_Objective_: Transcribe everything in the data word for word. Pictures are left out.

-=-=-=-=-

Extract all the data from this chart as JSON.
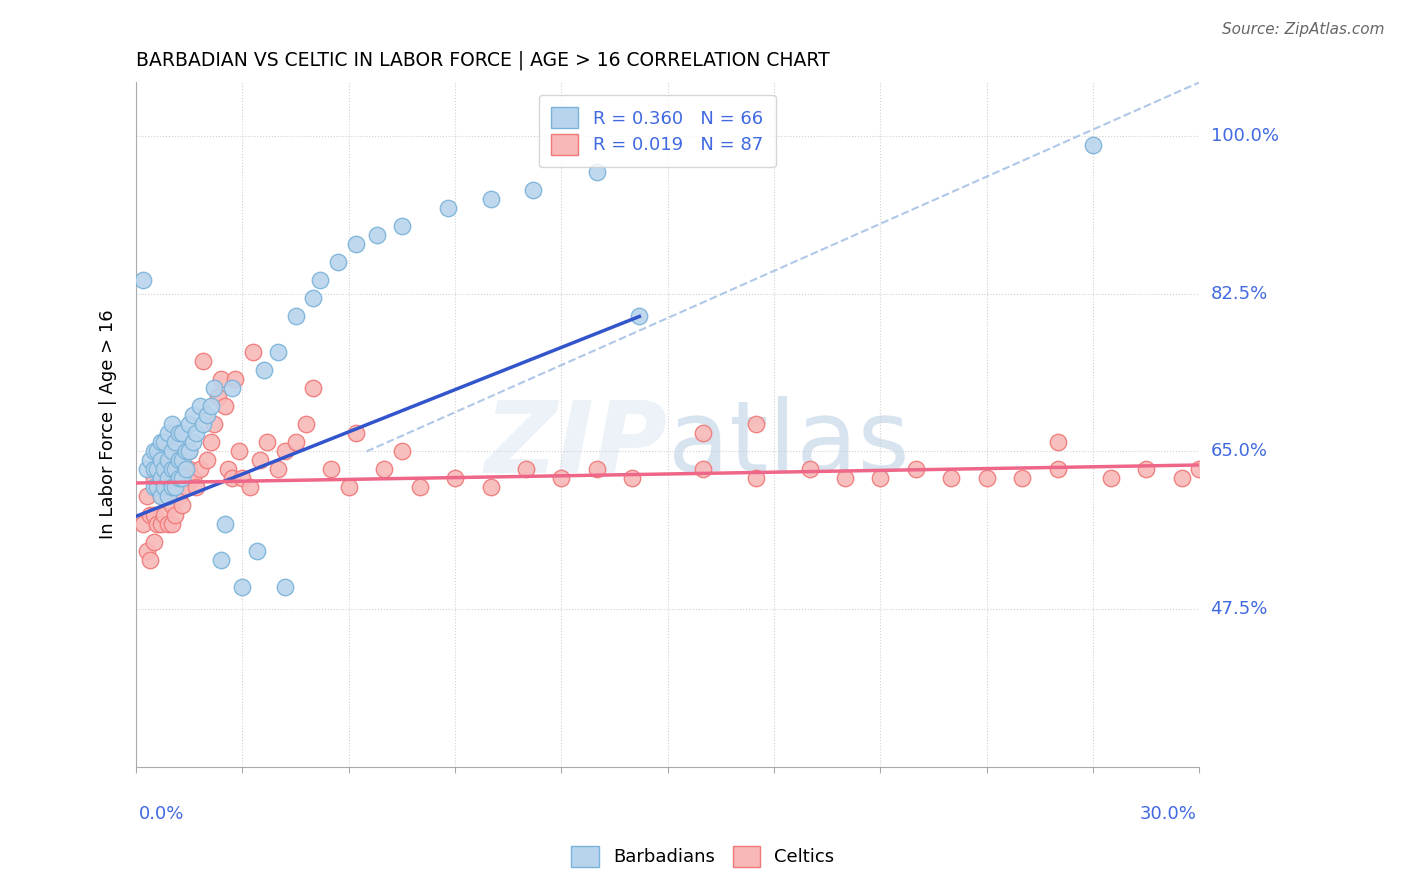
{
  "title": "BARBADIAN VS CELTIC IN LABOR FORCE | AGE > 16 CORRELATION CHART",
  "source": "Source: ZipAtlas.com",
  "ylabel": "In Labor Force | Age > 16",
  "ytick_positions": [
    0.475,
    0.65,
    0.825,
    1.0
  ],
  "ytick_labels": [
    "47.5%",
    "65.0%",
    "82.5%",
    "100.0%"
  ],
  "xlim": [
    0.0,
    0.3
  ],
  "ylim": [
    0.3,
    1.06
  ],
  "barbadian_color": "#7ab3d9",
  "barbadian_fill": "#b8d4ec",
  "celtic_color": "#f07878",
  "celtic_fill": "#f8b8b8",
  "trend_blue": "#3355cc",
  "trend_pink": "#ee6688",
  "ref_line_color": "#b0c8e8",
  "grid_color": "#d0d0d0",
  "axis_label_color": "#4169e1",
  "legend_label_1": "R = 0.360   N = 66",
  "legend_label_2": "R = 0.019   N = 87",
  "barb_trend": [
    0.0,
    0.578,
    0.142,
    0.8
  ],
  "celt_trend": [
    0.0,
    0.615,
    0.3,
    0.635
  ],
  "ref_line": [
    0.065,
    0.65,
    0.3,
    1.06
  ],
  "barbadian_x": [
    0.002,
    0.003,
    0.004,
    0.005,
    0.005,
    0.005,
    0.006,
    0.006,
    0.006,
    0.007,
    0.007,
    0.007,
    0.007,
    0.008,
    0.008,
    0.008,
    0.009,
    0.009,
    0.009,
    0.009,
    0.01,
    0.01,
    0.01,
    0.01,
    0.011,
    0.011,
    0.011,
    0.012,
    0.012,
    0.012,
    0.013,
    0.013,
    0.013,
    0.014,
    0.014,
    0.015,
    0.015,
    0.016,
    0.016,
    0.017,
    0.018,
    0.019,
    0.02,
    0.021,
    0.022,
    0.024,
    0.025,
    0.027,
    0.03,
    0.034,
    0.036,
    0.04,
    0.042,
    0.045,
    0.05,
    0.052,
    0.057,
    0.062,
    0.068,
    0.075,
    0.088,
    0.1,
    0.112,
    0.13,
    0.142,
    0.27
  ],
  "barbadian_y": [
    0.84,
    0.63,
    0.64,
    0.61,
    0.63,
    0.65,
    0.61,
    0.63,
    0.65,
    0.6,
    0.62,
    0.64,
    0.66,
    0.61,
    0.63,
    0.66,
    0.6,
    0.62,
    0.64,
    0.67,
    0.61,
    0.63,
    0.65,
    0.68,
    0.61,
    0.63,
    0.66,
    0.62,
    0.64,
    0.67,
    0.62,
    0.64,
    0.67,
    0.63,
    0.65,
    0.65,
    0.68,
    0.66,
    0.69,
    0.67,
    0.7,
    0.68,
    0.69,
    0.7,
    0.72,
    0.53,
    0.57,
    0.72,
    0.5,
    0.54,
    0.74,
    0.76,
    0.5,
    0.8,
    0.82,
    0.84,
    0.86,
    0.88,
    0.89,
    0.9,
    0.92,
    0.93,
    0.94,
    0.96,
    0.8,
    0.99
  ],
  "celtic_x": [
    0.002,
    0.003,
    0.003,
    0.004,
    0.004,
    0.005,
    0.005,
    0.005,
    0.006,
    0.006,
    0.006,
    0.007,
    0.007,
    0.007,
    0.008,
    0.008,
    0.008,
    0.009,
    0.009,
    0.009,
    0.01,
    0.01,
    0.01,
    0.01,
    0.011,
    0.011,
    0.011,
    0.012,
    0.012,
    0.013,
    0.013,
    0.014,
    0.015,
    0.015,
    0.016,
    0.017,
    0.018,
    0.019,
    0.02,
    0.021,
    0.022,
    0.023,
    0.024,
    0.025,
    0.026,
    0.027,
    0.028,
    0.029,
    0.03,
    0.032,
    0.033,
    0.035,
    0.037,
    0.04,
    0.042,
    0.045,
    0.048,
    0.05,
    0.055,
    0.06,
    0.062,
    0.07,
    0.075,
    0.08,
    0.09,
    0.1,
    0.11,
    0.12,
    0.13,
    0.14,
    0.16,
    0.175,
    0.19,
    0.2,
    0.21,
    0.22,
    0.23,
    0.24,
    0.25,
    0.26,
    0.275,
    0.285,
    0.295,
    0.3,
    0.16,
    0.175,
    0.26
  ],
  "celtic_y": [
    0.57,
    0.54,
    0.6,
    0.53,
    0.58,
    0.58,
    0.62,
    0.55,
    0.57,
    0.61,
    0.63,
    0.57,
    0.6,
    0.63,
    0.58,
    0.61,
    0.64,
    0.57,
    0.6,
    0.63,
    0.57,
    0.59,
    0.62,
    0.65,
    0.58,
    0.61,
    0.64,
    0.6,
    0.63,
    0.59,
    0.62,
    0.61,
    0.63,
    0.65,
    0.62,
    0.61,
    0.63,
    0.75,
    0.64,
    0.66,
    0.68,
    0.71,
    0.73,
    0.7,
    0.63,
    0.62,
    0.73,
    0.65,
    0.62,
    0.61,
    0.76,
    0.64,
    0.66,
    0.63,
    0.65,
    0.66,
    0.68,
    0.72,
    0.63,
    0.61,
    0.67,
    0.63,
    0.65,
    0.61,
    0.62,
    0.61,
    0.63,
    0.62,
    0.63,
    0.62,
    0.63,
    0.62,
    0.63,
    0.62,
    0.62,
    0.63,
    0.62,
    0.62,
    0.62,
    0.63,
    0.62,
    0.63,
    0.62,
    0.63,
    0.67,
    0.68,
    0.66
  ]
}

-=-=-=-=-

_Response below_:
Extract all the data from this chart as JSON.
{
  "title": "BARBADIAN VS CELTIC IN LABOR FORCE | AGE > 16 CORRELATION CHART",
  "source": "Source: ZipAtlas.com",
  "ylabel": "In Labor Force | Age > 16",
  "ytick_positions": [
    0.475,
    0.65,
    0.825,
    1.0
  ],
  "ytick_labels": [
    "47.5%",
    "65.0%",
    "82.5%",
    "100.0%"
  ],
  "xlim": [
    0.0,
    0.3
  ],
  "ylim": [
    0.3,
    1.06
  ],
  "barbadian_color": "#7ab3d9",
  "barbadian_fill": "#b8d4ec",
  "celtic_color": "#f07878",
  "celtic_fill": "#f8b8b8",
  "trend_blue": "#3355cc",
  "trend_pink": "#ee6688",
  "ref_line_color": "#b0c8e8",
  "grid_color": "#d0d0d0",
  "axis_label_color": "#4169e1",
  "legend_label_1": "R = 0.360   N = 66",
  "legend_label_2": "R = 0.019   N = 87",
  "barb_trend": [
    0.0,
    0.578,
    0.142,
    0.8
  ],
  "celt_trend": [
    0.0,
    0.615,
    0.3,
    0.635
  ],
  "ref_line": [
    0.065,
    0.65,
    0.3,
    1.06
  ],
  "barbadian_x": [
    0.002,
    0.003,
    0.004,
    0.005,
    0.005,
    0.005,
    0.006,
    0.006,
    0.006,
    0.007,
    0.007,
    0.007,
    0.007,
    0.008,
    0.008,
    0.008,
    0.009,
    0.009,
    0.009,
    0.009,
    0.01,
    0.01,
    0.01,
    0.01,
    0.011,
    0.011,
    0.011,
    0.012,
    0.012,
    0.012,
    0.013,
    0.013,
    0.013,
    0.014,
    0.014,
    0.015,
    0.015,
    0.016,
    0.016,
    0.017,
    0.018,
    0.019,
    0.02,
    0.021,
    0.022,
    0.024,
    0.025,
    0.027,
    0.03,
    0.034,
    0.036,
    0.04,
    0.042,
    0.045,
    0.05,
    0.052,
    0.057,
    0.062,
    0.068,
    0.075,
    0.088,
    0.1,
    0.112,
    0.13,
    0.142,
    0.27
  ],
  "barbadian_y": [
    0.84,
    0.63,
    0.64,
    0.61,
    0.63,
    0.65,
    0.61,
    0.63,
    0.65,
    0.6,
    0.62,
    0.64,
    0.66,
    0.61,
    0.63,
    0.66,
    0.6,
    0.62,
    0.64,
    0.67,
    0.61,
    0.63,
    0.65,
    0.68,
    0.61,
    0.63,
    0.66,
    0.62,
    0.64,
    0.67,
    0.62,
    0.64,
    0.67,
    0.63,
    0.65,
    0.65,
    0.68,
    0.66,
    0.69,
    0.67,
    0.7,
    0.68,
    0.69,
    0.7,
    0.72,
    0.53,
    0.57,
    0.72,
    0.5,
    0.54,
    0.74,
    0.76,
    0.5,
    0.8,
    0.82,
    0.84,
    0.86,
    0.88,
    0.89,
    0.9,
    0.92,
    0.93,
    0.94,
    0.96,
    0.8,
    0.99
  ],
  "celtic_x": [
    0.002,
    0.003,
    0.003,
    0.004,
    0.004,
    0.005,
    0.005,
    0.005,
    0.006,
    0.006,
    0.006,
    0.007,
    0.007,
    0.007,
    0.008,
    0.008,
    0.008,
    0.009,
    0.009,
    0.009,
    0.01,
    0.01,
    0.01,
    0.01,
    0.011,
    0.011,
    0.011,
    0.012,
    0.012,
    0.013,
    0.013,
    0.014,
    0.015,
    0.015,
    0.016,
    0.017,
    0.018,
    0.019,
    0.02,
    0.021,
    0.022,
    0.023,
    0.024,
    0.025,
    0.026,
    0.027,
    0.028,
    0.029,
    0.03,
    0.032,
    0.033,
    0.035,
    0.037,
    0.04,
    0.042,
    0.045,
    0.048,
    0.05,
    0.055,
    0.06,
    0.062,
    0.07,
    0.075,
    0.08,
    0.09,
    0.1,
    0.11,
    0.12,
    0.13,
    0.14,
    0.16,
    0.175,
    0.19,
    0.2,
    0.21,
    0.22,
    0.23,
    0.24,
    0.25,
    0.26,
    0.275,
    0.285,
    0.295,
    0.3,
    0.16,
    0.175,
    0.26
  ],
  "celtic_y": [
    0.57,
    0.54,
    0.6,
    0.53,
    0.58,
    0.58,
    0.62,
    0.55,
    0.57,
    0.61,
    0.63,
    0.57,
    0.6,
    0.63,
    0.58,
    0.61,
    0.64,
    0.57,
    0.6,
    0.63,
    0.57,
    0.59,
    0.62,
    0.65,
    0.58,
    0.61,
    0.64,
    0.6,
    0.63,
    0.59,
    0.62,
    0.61,
    0.63,
    0.65,
    0.62,
    0.61,
    0.63,
    0.75,
    0.64,
    0.66,
    0.68,
    0.71,
    0.73,
    0.7,
    0.63,
    0.62,
    0.73,
    0.65,
    0.62,
    0.61,
    0.76,
    0.64,
    0.66,
    0.63,
    0.65,
    0.66,
    0.68,
    0.72,
    0.63,
    0.61,
    0.67,
    0.63,
    0.65,
    0.61,
    0.62,
    0.61,
    0.63,
    0.62,
    0.63,
    0.62,
    0.63,
    0.62,
    0.63,
    0.62,
    0.62,
    0.63,
    0.62,
    0.62,
    0.62,
    0.63,
    0.62,
    0.63,
    0.62,
    0.63,
    0.67,
    0.68,
    0.66
  ]
}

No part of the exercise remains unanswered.